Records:
_ _ _ _ _
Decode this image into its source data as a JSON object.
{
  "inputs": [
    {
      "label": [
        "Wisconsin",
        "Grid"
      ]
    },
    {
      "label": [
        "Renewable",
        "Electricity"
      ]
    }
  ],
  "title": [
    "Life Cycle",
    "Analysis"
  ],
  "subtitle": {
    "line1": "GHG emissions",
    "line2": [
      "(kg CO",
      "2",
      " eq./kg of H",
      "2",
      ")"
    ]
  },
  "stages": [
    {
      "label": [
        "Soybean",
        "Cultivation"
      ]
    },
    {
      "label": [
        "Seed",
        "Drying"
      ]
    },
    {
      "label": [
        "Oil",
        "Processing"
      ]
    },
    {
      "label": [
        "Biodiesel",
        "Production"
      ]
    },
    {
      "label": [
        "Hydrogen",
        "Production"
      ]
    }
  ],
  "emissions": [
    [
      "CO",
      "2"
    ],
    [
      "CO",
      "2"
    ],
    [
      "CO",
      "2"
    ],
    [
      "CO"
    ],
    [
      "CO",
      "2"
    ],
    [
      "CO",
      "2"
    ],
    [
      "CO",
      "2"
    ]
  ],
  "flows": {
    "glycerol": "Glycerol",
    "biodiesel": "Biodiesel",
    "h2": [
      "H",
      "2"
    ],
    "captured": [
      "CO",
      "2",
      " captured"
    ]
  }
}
_ _ _ _ _
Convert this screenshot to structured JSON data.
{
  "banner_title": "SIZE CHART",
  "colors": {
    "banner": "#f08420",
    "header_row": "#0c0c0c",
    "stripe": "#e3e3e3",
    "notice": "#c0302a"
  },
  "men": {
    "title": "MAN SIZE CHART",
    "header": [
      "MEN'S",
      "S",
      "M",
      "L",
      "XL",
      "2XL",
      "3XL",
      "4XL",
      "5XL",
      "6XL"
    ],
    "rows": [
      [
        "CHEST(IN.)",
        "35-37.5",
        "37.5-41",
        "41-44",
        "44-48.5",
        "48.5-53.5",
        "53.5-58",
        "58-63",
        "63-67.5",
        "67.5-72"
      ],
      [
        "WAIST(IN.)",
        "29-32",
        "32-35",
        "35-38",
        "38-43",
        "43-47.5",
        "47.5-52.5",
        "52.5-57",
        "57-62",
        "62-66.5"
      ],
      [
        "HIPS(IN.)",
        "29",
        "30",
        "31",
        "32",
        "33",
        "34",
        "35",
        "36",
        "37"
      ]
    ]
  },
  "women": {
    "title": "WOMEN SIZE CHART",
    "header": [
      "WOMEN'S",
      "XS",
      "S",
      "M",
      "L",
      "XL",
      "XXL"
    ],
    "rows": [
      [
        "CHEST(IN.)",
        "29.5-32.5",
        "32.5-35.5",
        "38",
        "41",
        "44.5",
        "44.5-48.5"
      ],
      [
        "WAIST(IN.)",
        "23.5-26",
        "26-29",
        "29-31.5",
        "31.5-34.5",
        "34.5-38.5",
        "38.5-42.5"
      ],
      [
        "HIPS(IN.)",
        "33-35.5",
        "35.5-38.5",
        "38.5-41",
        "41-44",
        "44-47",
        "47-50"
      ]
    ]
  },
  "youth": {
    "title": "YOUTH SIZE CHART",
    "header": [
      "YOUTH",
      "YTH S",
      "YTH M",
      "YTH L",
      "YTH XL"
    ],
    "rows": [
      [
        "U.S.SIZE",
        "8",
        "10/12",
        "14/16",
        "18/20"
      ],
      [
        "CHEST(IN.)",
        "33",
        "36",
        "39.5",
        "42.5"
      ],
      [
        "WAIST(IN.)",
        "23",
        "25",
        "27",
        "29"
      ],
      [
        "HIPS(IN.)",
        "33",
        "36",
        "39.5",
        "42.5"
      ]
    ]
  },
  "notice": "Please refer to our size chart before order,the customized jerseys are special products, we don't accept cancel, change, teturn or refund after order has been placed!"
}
_ _ _ _ _
Search the preceding listing for "notice" and extract every line where it is found.

== SOLUTION FOR THIS TASK ==
    "notice": "#c0302a"
  "notice": "Please refer to our size chart before order,the customized jerseys are special products, we don't accept cancel, change, teturn or refund after order has been placed!"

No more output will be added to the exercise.